## [Metin]

------------------------

SANAT VE SANATKAR

Sevgili çok değerli okuyucu,
Bazen içinizdeki sessizlik çok can sıkıcı oldu mu? Hani bazen olumsuzluklar üst üste geldiğinde bunun sorumlusunu karşınıza alıp “Yeter artık, rahat bırak!” diye bağırmak istediğiniz gerçekleri yüzüne haykırmak istediğiniz zamandan bahsediyorum. İşte o zamanlarda dünyayı ne kadar değiştirmek istersek isteyelim, susuyoruz -daha doğrusu-susturuluyoruz. İster dış etkenler olsun ister iç etkenler haykırmamıza, kendimizi ifade etmemize engel oluyor. Bu her insanda olur, en cesurlarında bile. Ve bu sessizlik çok can sıkıcı değil mi? En azından benim için bu şekilde…
Sanırım bu yüzden hayatımızda sanat var. Çünkü sanat -ne olursa olsun- söylemek istediklerimizin sessiz cümlelerini oluşturuyor. O sanat eseri bazen anlamsız gibi görünebilir ama o eseri yapan kişi, beslendiği duygularla, olaylarla onu öyle,kendi istediği şekliyle ortaya çıkarıyor. Birilerinin sanatçının düşüncelerini anlaması, sesini duyması, kelimelerini fark etmesinin umudu bu.İçinde saklı kalanların yoğunlaşarak, harmanlayarak ve düzenleyerek, bazen dağınık bir şekilde insanların sesini oluşturması -bazende oluşturmaz bu tamamen zevk ve karar meselesi-
sanattır. Çoğu zaman sanat eserleri insanlar tarafından farklı şekillerde yorumlanabilir. Gerçeği ise sadece sanatçı (ya da sanatkar adına ne derseniz bu size kalmış) bilir.

------------------------

## [Liste dökümü]
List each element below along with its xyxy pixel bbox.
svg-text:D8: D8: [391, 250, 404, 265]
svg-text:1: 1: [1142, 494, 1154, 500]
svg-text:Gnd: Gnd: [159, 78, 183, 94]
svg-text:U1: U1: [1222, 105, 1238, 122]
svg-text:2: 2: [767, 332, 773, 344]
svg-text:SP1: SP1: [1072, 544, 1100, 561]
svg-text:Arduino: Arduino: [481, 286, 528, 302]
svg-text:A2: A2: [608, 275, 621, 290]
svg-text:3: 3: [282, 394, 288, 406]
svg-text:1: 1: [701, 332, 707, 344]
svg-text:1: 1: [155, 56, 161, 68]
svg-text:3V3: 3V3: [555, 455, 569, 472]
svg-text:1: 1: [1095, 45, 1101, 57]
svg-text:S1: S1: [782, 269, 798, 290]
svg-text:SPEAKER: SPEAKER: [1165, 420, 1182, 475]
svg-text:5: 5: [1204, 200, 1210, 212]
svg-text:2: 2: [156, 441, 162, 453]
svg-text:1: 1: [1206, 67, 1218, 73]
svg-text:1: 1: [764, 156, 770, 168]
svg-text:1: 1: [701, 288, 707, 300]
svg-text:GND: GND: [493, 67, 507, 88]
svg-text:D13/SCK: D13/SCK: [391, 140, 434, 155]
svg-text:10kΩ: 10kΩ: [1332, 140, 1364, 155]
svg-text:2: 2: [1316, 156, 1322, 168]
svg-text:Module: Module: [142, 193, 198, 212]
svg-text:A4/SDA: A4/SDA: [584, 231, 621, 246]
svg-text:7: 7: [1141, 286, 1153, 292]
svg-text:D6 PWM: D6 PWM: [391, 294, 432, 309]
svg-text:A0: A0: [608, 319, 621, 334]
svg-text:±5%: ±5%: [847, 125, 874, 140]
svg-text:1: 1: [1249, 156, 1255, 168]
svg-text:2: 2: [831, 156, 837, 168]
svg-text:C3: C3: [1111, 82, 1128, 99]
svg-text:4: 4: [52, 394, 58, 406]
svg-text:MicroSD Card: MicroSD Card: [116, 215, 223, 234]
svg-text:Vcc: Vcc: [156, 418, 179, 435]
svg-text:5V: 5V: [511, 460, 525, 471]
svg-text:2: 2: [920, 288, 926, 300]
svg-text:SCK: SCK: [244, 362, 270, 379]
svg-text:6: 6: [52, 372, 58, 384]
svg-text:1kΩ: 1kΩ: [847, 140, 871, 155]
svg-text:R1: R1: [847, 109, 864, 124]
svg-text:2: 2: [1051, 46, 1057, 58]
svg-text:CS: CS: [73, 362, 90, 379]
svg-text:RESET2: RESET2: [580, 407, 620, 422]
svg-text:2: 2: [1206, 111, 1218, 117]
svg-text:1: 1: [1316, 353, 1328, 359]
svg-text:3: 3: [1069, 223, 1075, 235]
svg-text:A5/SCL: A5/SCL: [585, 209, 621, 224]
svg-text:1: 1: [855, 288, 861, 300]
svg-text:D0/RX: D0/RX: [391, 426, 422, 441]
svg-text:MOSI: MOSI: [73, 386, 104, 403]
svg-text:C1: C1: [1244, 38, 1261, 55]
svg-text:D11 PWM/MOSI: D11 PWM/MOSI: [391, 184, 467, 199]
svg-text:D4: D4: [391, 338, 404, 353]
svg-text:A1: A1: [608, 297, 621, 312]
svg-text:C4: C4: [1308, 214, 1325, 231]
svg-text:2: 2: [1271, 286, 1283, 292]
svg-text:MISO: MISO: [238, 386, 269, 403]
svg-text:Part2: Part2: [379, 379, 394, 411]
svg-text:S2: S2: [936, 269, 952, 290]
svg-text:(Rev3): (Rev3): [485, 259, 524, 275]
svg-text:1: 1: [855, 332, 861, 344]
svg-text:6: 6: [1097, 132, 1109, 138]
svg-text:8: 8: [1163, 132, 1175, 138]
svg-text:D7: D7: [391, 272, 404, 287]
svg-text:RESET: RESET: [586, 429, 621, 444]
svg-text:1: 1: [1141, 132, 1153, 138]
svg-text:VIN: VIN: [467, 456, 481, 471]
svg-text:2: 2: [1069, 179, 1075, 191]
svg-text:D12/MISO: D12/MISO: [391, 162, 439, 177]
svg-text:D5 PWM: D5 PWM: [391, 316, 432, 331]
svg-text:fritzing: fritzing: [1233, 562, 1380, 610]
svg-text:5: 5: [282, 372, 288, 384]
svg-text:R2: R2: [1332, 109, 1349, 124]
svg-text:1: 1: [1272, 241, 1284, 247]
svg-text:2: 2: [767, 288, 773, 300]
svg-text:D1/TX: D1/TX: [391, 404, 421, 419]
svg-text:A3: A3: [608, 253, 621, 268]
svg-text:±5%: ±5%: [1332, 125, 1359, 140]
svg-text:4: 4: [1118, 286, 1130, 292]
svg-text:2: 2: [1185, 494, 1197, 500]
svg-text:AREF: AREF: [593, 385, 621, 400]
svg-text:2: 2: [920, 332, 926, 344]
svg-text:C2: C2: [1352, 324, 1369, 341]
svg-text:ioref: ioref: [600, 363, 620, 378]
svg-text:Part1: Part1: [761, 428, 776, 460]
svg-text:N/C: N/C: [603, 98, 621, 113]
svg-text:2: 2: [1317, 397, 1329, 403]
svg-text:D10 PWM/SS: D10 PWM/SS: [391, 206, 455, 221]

------------------------

## [Yapılacaklar listesi]
a. Sanat üzerine yazıya göre bir sanat eserinin gerçeğini kimin bildiğini belirtin.
b. Sanat üzerine yazıyı kaldığı yerden devam ettirin.

## [Görev yanıtları]
a. Sadece sanatçı bilir.

b.
İşte bu yüzden kötüler, özellikle fantastik/dispotya hikayelerindeki kötü krallar sanatı ve sanatçıyı sevmezler. Hangi yüzyılda olursak olalım sanat bazı boş kafalı insanlar tarafından “değersiz” ve “işe yaramaz” olarak görülür. Günümüzde bile bazı insanlar “Boş işlerle uğraşıyorsun” diyerek sanatı ve sanatçıyı küçük görür, engellemeye çalışırlar. Düşünmesi bile çok sinir bozucu. Onlar hayatı renksiz gördükleri için diğerlerininde renksiz görmesini istiyorlar. Ama bilmeleri gereken şey; herkes hayatı renksiz görmek zorunda değil, herkes birbirinin aynısı olamaz. Üstelik herkes aynı renkte olmak zorunda da değil, farklı renklerimizin ve düşüncelerimizin olması bizi tuhaf ya da garip yapmaz veya dışlanmayı gerektirmez!Madem farklılıklar güzeldir, diyorsanız o zaman bunun arkasında durmak gerek.
Sanata engel olmaya çalışmalarının bir diğer sebebi; sanatın olayları yansıtmasıdır, bazen haksızlığa karşı farklı bir şekilde tepki
göstermesidir. Bu da insanların bilinçlenmesini sağladığı için sanat kötüler tarafından nefret edilir. Kötü adamlar hiçbir hikayede bilinçli ve zeki karakterleri istemez ve sevmezler. Çünkü kolayca parmağında oynatamazlar.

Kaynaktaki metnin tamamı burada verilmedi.